- [YOUR OBJECTIVE] Search the records below for the word "parcial" and show every line where it occurs.

- [RECORD SET]
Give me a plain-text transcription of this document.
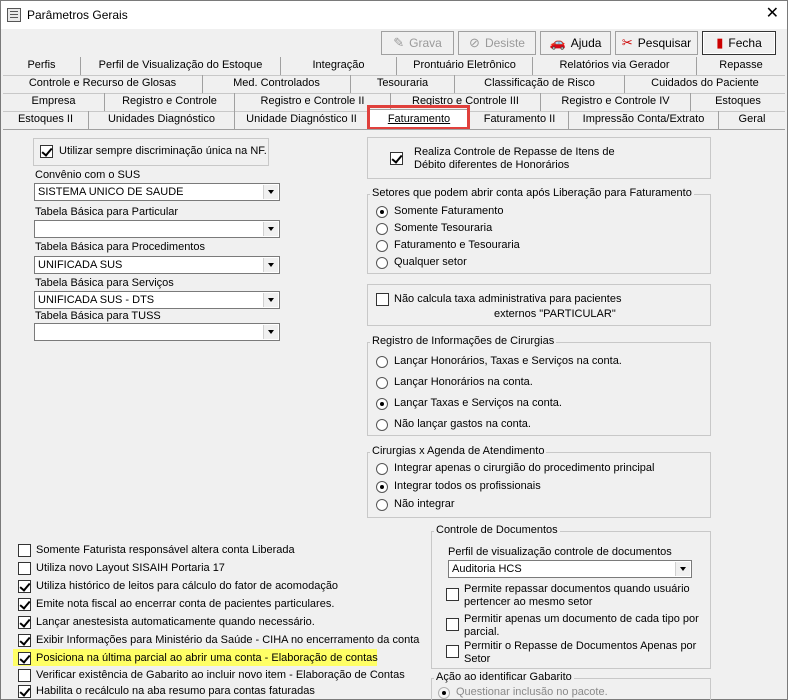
Parâmetros Gerais	✕
✎ Grava ⊘ Desiste 🚗 Ajuda ✂ Pesquisar ▮ Fecha
Perfis	Perfil de Visualização do Estoque	Integração	Prontuário Eletrônico	Relatórios via Gerador	Repasse
Controle e Recurso de Glosas	Med. Controlados	Tesouraria	Classificação de Risco	Cuidados do Paciente
Empresa	Registro e Controle	Registro e Controle II	Registro e Controle III	Registro e Controle IV	Estoques
Estoques II	Unidades Diagnóstico	Unidade Diagnóstico II	Faturamento	Faturamento II	Impressão Conta/Extrato	Geral
Utilizar sempre discriminação única na NF.
Convênio com o SUS
SISTEMA UNICO DE SAUDE
Tabela Básica para Particular
Tabela Básica para Procedimentos
UNIFICADA SUS
Tabela Básica para Serviços
UNIFICADA SUS - DTS
Tabela Básica para TUSS
Somente Faturista responsável altera conta Liberada
Utiliza novo Layout SISAIH Portaria 17
Utiliza histórico de leitos para cálculo do fator de acomodação
Emite nota fiscal ao encerrar conta de pacientes particulares.
Lançar anestesista automaticamente quando necessário.
Exibir Informações para Ministério da Saúde - CIHA no encerramento da conta
Posiciona na última parcial ao abrir uma conta - Elaboração de contas
Verificar existência de Gabarito ao incluir novo item - Elaboração de Contas
Habilita o recálculo na aba resumo para contas faturadas
Realiza Controle de Repasse de Itens de
Débito diferentes de Honorários
Setores que podem abrir conta após Liberação para Faturamento
Somente Faturamento
Somente Tesouraria
Faturamento e Tesouraria
Qualquer setor
Não calcula taxa administrativa para pacientes
externos "PARTICULAR"
Registro de Informações de Cirurgias
Lançar Honorários, Taxas e Serviços na conta.
Lançar Honorários na conta.
Lançar Taxas e Serviços na conta.
Não lançar gastos na conta.
Cirurgias x Agenda de Atendimento
Integrar apenas o cirurgião do procedimento principal
Integrar todos os profissionais
Não integrar
Controle de Documentos
Perfil de visualização controle de documentos
Auditoria HCS
Permite repassar documentos quando usuário
pertencer ao mesmo setor
Permitir apenas um documento de cada tipo por
parcial.
Permitir o Repasse de Documentos Apenas por
Setor
Ação ao identificar Gabarito
Questionar inclusão no pacote.
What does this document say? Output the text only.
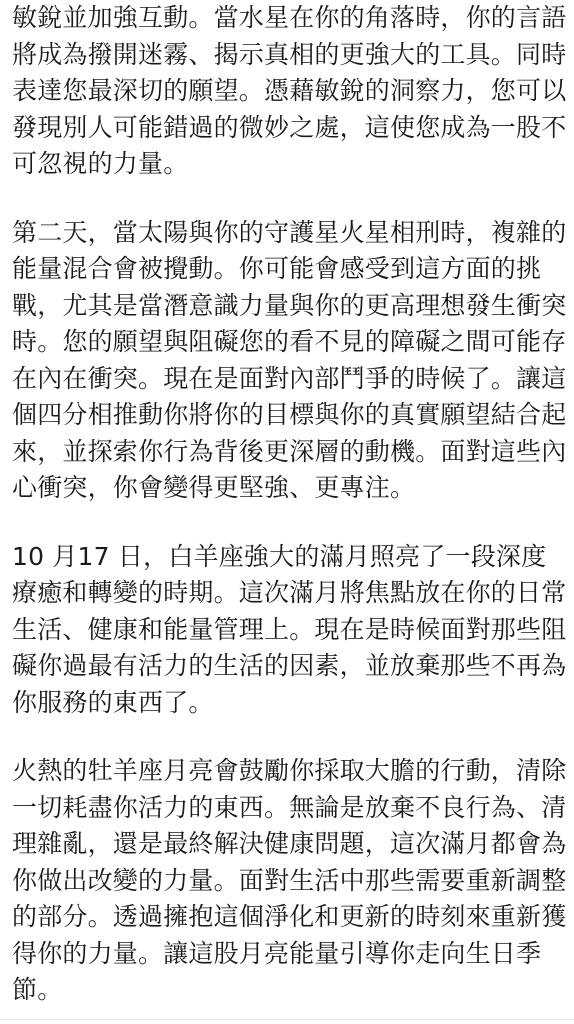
敏銳並加強互動。當水星在你的角落時，你的言語將成為撥開迷霧、揭示真相的更強大的工具。同時表達您最深切的願望。憑藉敏銳的洞察力，您可以發現別人可能錯過的微妙之處，這使您成為一股不可忽視的力量。

第二天，當太陽與你的守護星火星相刑時，複雜的能量混合會被攪動。你可能會感受到這方面的挑戰，尤其是當潛意識力量與你的更高理想發生衝突時。您的願望與阻礙您的看不見的障礙之間可能存在內在衝突。現在是面對內部鬥爭的時候了。讓這個四分相推動你將你的目標與你的真實願望結合起來，並探索你行為背後更深層的動機。面對這些內心衝突，你會變得更堅強、更專注。

10 月17 日，白羊座強大的滿月照亮了一段深度療癒和轉變的時期。這次滿月將焦點放在你的日常生活、健康和能量管理上。現在是時候面對那些阻礙你過最有活力的生活的因素，並放棄那些不再為你服務的東西了。

火熱的牡羊座月亮會鼓勵你採取大膽的行動，清除一切耗盡你活力的東西。無論是放棄不良行為、清理雜亂，還是最終解決健康問題，這次滿月都會為你做出改變的力量。面對生活中那些需要重新調整的部分。透過擁抱這個淨化和更新的時刻來重新獲得你的力量。讓這股月亮能量引導你走向生日季節。
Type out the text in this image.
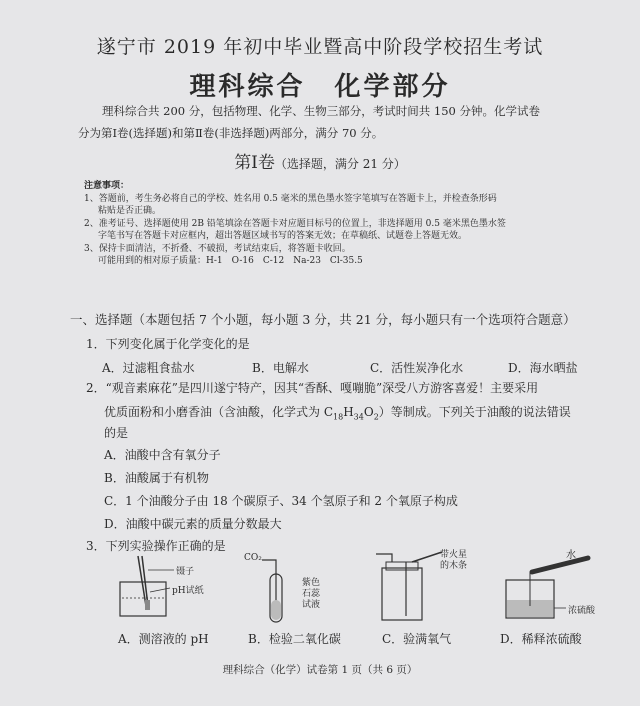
遂宁市 2019 年初中毕业暨高中阶段学校招生考试
理科综合　化学部分
理科综合共 200 分，包括物理、化学、生物三部分，考试时间共 150 分钟。化学试卷
分为第Ⅰ卷(选择题)和第Ⅱ卷(非选择题)两部分，满分 70 分。
第Ⅰ卷（选择题，满分 21 分）
注意事项：
1、答题前，考生务必将自己的学校、姓名用 0.5 毫米的黑色墨水签字笔填写在答题卡上，并检查条形码
粘贴是否正确。
2、准考证号、选择题使用 2B 铅笔填涂在答题卡对应题目标号的位置上，非选择题用 0.5 毫米黑色墨水签
字笔书写在答题卡对应框内，超出答题区域书写的答案无效；在草稿纸、试题卷上答题无效。
3、保持卡面清洁，不折叠、不破损，考试结束后，将答题卡收回。
可能用到的相对原子质量：H-1　O-16　C-12　Na-23　Cl-35.5
一、选择题（本题包括 7 个小题，每小题 3 分，共 21 分，每小题只有一个选项符合题意）
1．下列变化属于化学变化的是
A．过滤粗食盐水	B．电解水	C．活性炭净化水	D．海水晒盐
2．“观音素麻花”是四川遂宁特产，因其“香酥、嘎嘣脆”深受八方游客喜爱！主要采用
优质面粉和小磨香油（含油酸，化学式为 $C_{18}H_{34}O_2$）等制成。下列关于油酸的说法错误
的是
A．油酸中含有氧分子
B．油酸属于有机物
C．1 个油酸分子由 18 个碳原子、34 个氢原子和 2 个氧原子构成
D．油酸中碳元素的质量分数最大
3．下列实验操作正确的是
镊子
pH试纸
CO₂
紫色
石蕊
试液
带火星
的木条
水
浓硫酸
A．测溶液的 pH	B．检验二氧化碳	C．验满氧气	D．稀释浓硫酸
理科综合（化学）试卷第 1 页（共 6 页）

- [TASK OUTPUT]
Posiciona na última parcial ao abrir uma conta - Elaboração de contas
parcial.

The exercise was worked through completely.